▸ Exercise prompt
Every entry below should be printed exactly, without its images.

▸ Records provided
+===+

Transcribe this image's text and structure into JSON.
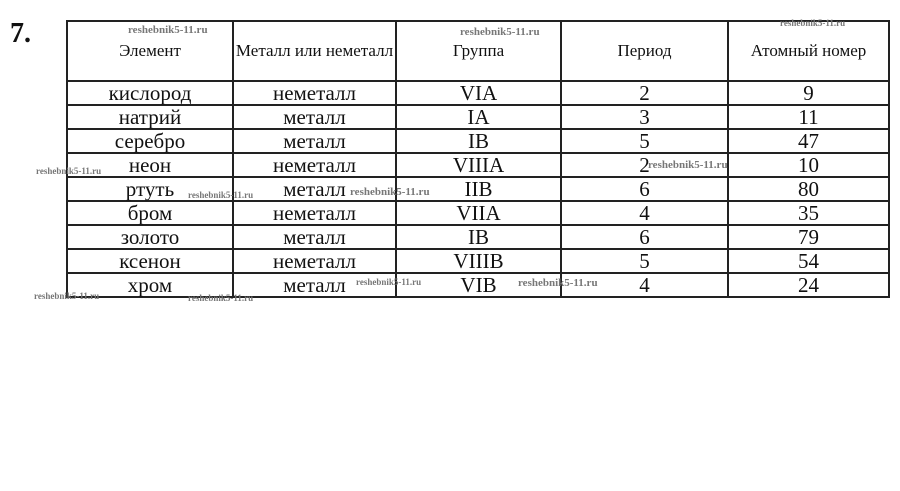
{
  "exercise_number": "7.",
  "table": {
    "headers": [
      "Элемент",
      "Металл или неметалл",
      "Группа",
      "Период",
      "Атомный номер"
    ],
    "rows": [
      [
        "кислород",
        "неметалл",
        "VIA",
        "2",
        "9"
      ],
      [
        "натрий",
        "металл",
        "IA",
        "3",
        "11"
      ],
      [
        "серебро",
        "металл",
        "IB",
        "5",
        "47"
      ],
      [
        "неон",
        "неметалл",
        "VIIIA",
        "2",
        "10"
      ],
      [
        "ртуть",
        "металл",
        "IIB",
        "6",
        "80"
      ],
      [
        "бром",
        "неметалл",
        "VIIA",
        "4",
        "35"
      ],
      [
        "золото",
        "металл",
        "IB",
        "6",
        "79"
      ],
      [
        "ксенон",
        "неметалл",
        "VIIIB",
        "5",
        "54"
      ],
      [
        "хром",
        "металл",
        "VIB",
        "4",
        "24"
      ]
    ]
  },
  "watermark": "reshebnik5-11.ru"
}
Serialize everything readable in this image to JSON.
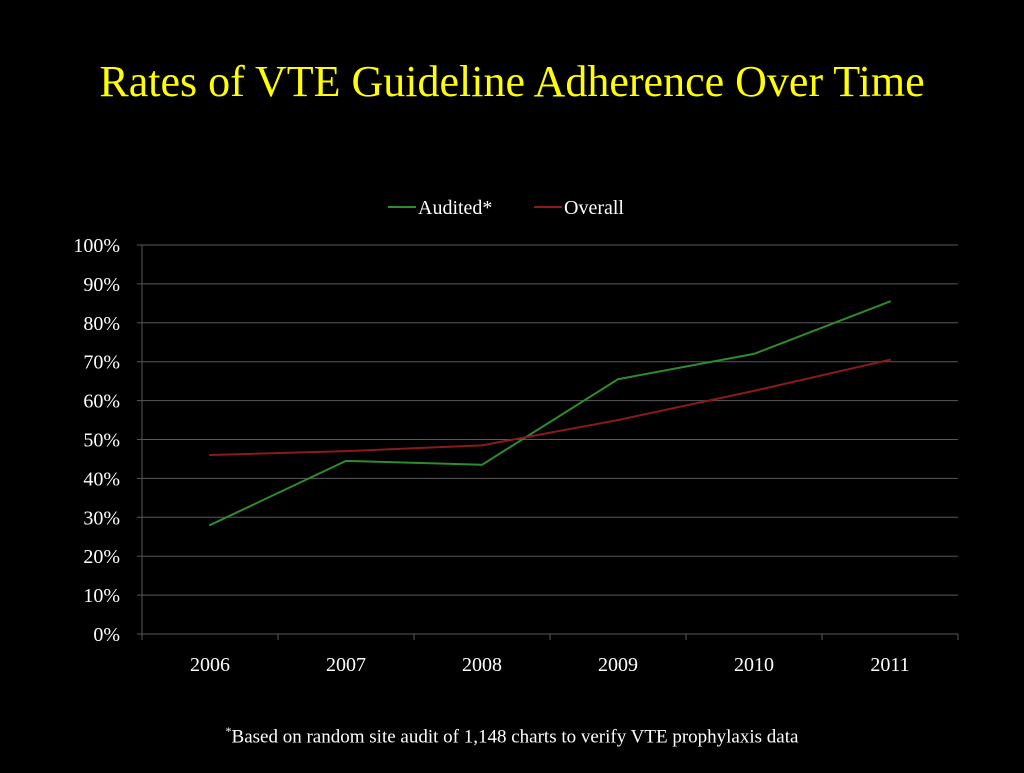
{
  "slide": {
    "title": "Rates of VTE Guideline Adherence Over Time"
  },
  "footnote": {
    "marker": "*",
    "text": "Based on random site audit of 1,148 charts to verify VTE prophylaxis data"
  },
  "colors": {
    "background": "#000000",
    "title": "#ffff00",
    "text": "#ffffff",
    "gridline": "#595959",
    "audited": "#2e8b2e",
    "overall": "#8b1a1a"
  },
  "chart_data": {
    "type": "line",
    "title": "",
    "xlabel": "",
    "ylabel": "",
    "categories": [
      "2006",
      "2007",
      "2008",
      "2009",
      "2010",
      "2011"
    ],
    "series": [
      {
        "name": "Audited*",
        "color": "#2e8b2e",
        "values": [
          28,
          44.5,
          43.5,
          65.5,
          72,
          85.5
        ]
      },
      {
        "name": "Overall",
        "color": "#8b1a1a",
        "values": [
          46,
          47,
          48.5,
          55,
          62.5,
          70.5
        ]
      }
    ],
    "ylim": [
      0,
      100
    ],
    "yticks": [
      0,
      10,
      20,
      30,
      40,
      50,
      60,
      70,
      80,
      90,
      100
    ],
    "ytick_labels": [
      "0%",
      "10%",
      "20%",
      "30%",
      "40%",
      "50%",
      "60%",
      "70%",
      "80%",
      "90%",
      "100%"
    ],
    "grid": true,
    "legend_position": "top-center"
  }
}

+===+

▸ Exercise result
Transcribe this image's text and structure into JSON.
{
  "exercise_number": "7.",
  "table": {
    "headers": [
      "Элемент",
      "Металл или неметалл",
      "Группа",
      "Период",
      "Атомный номер"
    ],
    "rows": [
      [
        "кислород",
        "неметалл",
        "VIA",
        "2",
        "9"
      ],
      [
        "натрий",
        "металл",
        "IA",
        "3",
        "11"
      ],
      [
        "серебро",
        "металл",
        "IB",
        "5",
        "47"
      ],
      [
        "неон",
        "неметалл",
        "VIIIA",
        "2",
        "10"
      ],
      [
        "ртуть",
        "металл",
        "IIB",
        "6",
        "80"
      ],
      [
        "бром",
        "неметалл",
        "VIIA",
        "4",
        "35"
      ],
      [
        "золото",
        "металл",
        "IB",
        "6",
        "79"
      ],
      [
        "ксенон",
        "неметалл",
        "VIIIB",
        "5",
        "54"
      ],
      [
        "хром",
        "металл",
        "VIB",
        "4",
        "24"
      ]
    ]
  },
  "watermark": "reshebnik5-11.ru"
}
Serialize everything readable in this image to JSON.
{
  "slide": {
    "title": "Rates of VTE Guideline Adherence Over Time"
  },
  "footnote": {
    "marker": "*",
    "text": "Based on random site audit of 1,148 charts to verify VTE prophylaxis data"
  },
  "colors": {
    "background": "#000000",
    "title": "#ffff00",
    "text": "#ffffff",
    "gridline": "#595959",
    "audited": "#2e8b2e",
    "overall": "#8b1a1a"
  },
  "chart_data": {
    "type": "line",
    "title": "",
    "xlabel": "",
    "ylabel": "",
    "categories": [
      "2006",
      "2007",
      "2008",
      "2009",
      "2010",
      "2011"
    ],
    "series": [
      {
        "name": "Audited*",
        "color": "#2e8b2e",
        "values": [
          28,
          44.5,
          43.5,
          65.5,
          72,
          85.5
        ]
      },
      {
        "name": "Overall",
        "color": "#8b1a1a",
        "values": [
          46,
          47,
          48.5,
          55,
          62.5,
          70.5
        ]
      }
    ],
    "ylim": [
      0,
      100
    ],
    "yticks": [
      0,
      10,
      20,
      30,
      40,
      50,
      60,
      70,
      80,
      90,
      100
    ],
    "ytick_labels": [
      "0%",
      "10%",
      "20%",
      "30%",
      "40%",
      "50%",
      "60%",
      "70%",
      "80%",
      "90%",
      "100%"
    ],
    "grid": true,
    "legend_position": "top-center"
  }
}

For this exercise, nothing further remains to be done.